» **Written exercise**:
Keep only the lines of the listing that include the word "رئيس", and copy them.

Data excerpts
----

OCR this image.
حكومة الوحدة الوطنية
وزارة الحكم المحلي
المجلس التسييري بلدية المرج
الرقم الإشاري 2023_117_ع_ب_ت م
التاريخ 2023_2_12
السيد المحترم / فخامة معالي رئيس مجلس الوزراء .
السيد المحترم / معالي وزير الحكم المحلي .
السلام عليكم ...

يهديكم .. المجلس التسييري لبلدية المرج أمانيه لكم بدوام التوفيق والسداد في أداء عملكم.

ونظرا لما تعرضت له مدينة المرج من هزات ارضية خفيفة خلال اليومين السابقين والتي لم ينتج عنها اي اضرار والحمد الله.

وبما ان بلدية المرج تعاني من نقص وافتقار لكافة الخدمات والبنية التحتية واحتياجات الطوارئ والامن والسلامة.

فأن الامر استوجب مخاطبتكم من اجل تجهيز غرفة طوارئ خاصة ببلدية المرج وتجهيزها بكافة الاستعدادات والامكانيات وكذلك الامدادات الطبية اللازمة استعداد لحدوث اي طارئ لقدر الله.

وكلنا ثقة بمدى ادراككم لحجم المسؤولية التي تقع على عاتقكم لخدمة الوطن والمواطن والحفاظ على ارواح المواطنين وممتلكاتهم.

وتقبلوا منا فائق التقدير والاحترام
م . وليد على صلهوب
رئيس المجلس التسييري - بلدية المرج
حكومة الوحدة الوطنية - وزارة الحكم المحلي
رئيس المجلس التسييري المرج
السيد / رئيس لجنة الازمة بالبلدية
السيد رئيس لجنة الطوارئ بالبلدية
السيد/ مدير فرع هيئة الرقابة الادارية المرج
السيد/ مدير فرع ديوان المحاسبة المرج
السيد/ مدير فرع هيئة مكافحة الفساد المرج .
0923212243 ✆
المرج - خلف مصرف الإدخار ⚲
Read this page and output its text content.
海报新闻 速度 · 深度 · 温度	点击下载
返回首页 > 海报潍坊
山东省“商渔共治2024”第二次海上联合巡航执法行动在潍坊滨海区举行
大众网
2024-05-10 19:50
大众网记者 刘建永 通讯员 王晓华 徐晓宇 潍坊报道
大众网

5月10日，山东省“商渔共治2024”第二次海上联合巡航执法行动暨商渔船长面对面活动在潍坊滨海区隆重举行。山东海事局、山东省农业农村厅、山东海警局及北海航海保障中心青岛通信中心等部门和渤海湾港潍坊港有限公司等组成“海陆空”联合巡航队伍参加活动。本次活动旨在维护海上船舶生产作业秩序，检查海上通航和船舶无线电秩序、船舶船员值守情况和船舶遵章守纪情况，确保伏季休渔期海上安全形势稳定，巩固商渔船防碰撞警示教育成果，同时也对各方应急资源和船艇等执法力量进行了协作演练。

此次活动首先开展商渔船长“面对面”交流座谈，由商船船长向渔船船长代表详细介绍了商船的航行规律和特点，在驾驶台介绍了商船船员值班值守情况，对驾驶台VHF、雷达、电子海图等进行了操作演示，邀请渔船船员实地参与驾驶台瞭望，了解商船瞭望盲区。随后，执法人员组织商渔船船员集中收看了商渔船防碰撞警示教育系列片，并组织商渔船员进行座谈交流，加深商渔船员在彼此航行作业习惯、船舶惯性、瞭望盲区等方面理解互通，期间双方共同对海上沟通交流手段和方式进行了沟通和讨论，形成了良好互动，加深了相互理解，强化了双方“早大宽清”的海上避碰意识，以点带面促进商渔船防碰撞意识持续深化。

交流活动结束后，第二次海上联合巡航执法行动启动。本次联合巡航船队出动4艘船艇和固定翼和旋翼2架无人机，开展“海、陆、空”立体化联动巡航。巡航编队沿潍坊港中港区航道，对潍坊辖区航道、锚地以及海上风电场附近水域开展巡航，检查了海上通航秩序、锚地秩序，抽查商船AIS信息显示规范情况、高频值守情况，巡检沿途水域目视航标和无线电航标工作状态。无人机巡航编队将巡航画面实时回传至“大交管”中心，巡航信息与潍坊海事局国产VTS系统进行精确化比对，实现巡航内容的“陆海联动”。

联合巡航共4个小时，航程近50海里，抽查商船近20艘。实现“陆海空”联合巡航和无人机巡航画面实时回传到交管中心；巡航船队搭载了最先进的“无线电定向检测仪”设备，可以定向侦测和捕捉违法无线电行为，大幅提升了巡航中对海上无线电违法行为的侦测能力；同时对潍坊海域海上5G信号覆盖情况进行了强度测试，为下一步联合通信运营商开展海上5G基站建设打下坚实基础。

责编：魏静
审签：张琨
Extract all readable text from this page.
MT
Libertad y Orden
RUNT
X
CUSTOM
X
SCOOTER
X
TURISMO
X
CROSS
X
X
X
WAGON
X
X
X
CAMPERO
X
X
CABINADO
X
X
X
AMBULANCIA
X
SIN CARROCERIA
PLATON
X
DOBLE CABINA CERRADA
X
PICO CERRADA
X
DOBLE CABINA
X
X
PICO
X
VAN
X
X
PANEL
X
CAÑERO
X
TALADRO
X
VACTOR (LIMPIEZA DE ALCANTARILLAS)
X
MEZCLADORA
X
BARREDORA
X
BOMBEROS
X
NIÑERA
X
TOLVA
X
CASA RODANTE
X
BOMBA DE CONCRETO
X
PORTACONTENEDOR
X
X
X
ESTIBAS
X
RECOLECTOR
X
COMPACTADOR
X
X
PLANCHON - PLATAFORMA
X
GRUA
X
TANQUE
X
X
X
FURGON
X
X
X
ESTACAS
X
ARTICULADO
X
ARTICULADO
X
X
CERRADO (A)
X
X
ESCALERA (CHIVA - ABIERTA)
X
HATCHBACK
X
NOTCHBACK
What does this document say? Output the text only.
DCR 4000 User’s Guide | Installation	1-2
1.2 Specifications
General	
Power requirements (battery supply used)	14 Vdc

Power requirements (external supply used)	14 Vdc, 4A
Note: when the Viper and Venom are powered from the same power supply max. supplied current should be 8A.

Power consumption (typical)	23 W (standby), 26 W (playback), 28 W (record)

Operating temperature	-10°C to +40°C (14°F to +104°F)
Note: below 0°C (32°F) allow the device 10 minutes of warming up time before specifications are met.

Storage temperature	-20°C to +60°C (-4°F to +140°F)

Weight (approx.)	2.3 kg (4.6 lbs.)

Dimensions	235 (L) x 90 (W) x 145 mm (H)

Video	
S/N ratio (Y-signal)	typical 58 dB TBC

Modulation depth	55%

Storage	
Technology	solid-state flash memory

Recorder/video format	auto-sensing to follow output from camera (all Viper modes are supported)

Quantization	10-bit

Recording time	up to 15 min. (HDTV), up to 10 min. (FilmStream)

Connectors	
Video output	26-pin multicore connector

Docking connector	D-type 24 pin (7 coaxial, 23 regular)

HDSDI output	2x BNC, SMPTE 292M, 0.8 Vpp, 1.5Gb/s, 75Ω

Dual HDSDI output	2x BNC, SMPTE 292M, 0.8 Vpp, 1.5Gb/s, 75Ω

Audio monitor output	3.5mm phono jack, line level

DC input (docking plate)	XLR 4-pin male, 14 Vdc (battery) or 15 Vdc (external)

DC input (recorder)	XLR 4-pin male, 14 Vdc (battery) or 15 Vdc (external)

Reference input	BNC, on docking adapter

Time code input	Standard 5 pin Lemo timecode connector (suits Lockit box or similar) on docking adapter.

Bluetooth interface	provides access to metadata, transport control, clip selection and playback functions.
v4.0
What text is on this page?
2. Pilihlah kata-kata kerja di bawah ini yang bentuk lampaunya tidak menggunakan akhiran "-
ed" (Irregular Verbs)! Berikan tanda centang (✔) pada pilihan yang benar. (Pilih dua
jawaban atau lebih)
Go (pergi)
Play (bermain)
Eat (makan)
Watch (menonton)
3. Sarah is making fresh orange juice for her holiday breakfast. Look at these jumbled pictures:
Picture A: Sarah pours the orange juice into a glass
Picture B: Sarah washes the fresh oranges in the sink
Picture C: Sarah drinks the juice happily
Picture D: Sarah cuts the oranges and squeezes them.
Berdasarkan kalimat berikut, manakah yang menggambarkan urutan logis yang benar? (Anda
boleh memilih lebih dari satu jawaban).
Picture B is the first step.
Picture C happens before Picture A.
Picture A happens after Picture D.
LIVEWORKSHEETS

----

» **The reply**:
السيد المحترم / فخامة معالي رئيس مجلس الوزراء .
رئيس المجلس التسييري - بلدية المرج
رئيس المجلس التسييري المرج
السيد / رئيس لجنة الازمة بالبلدية
السيد رئيس لجنة الطوارئ بالبلدية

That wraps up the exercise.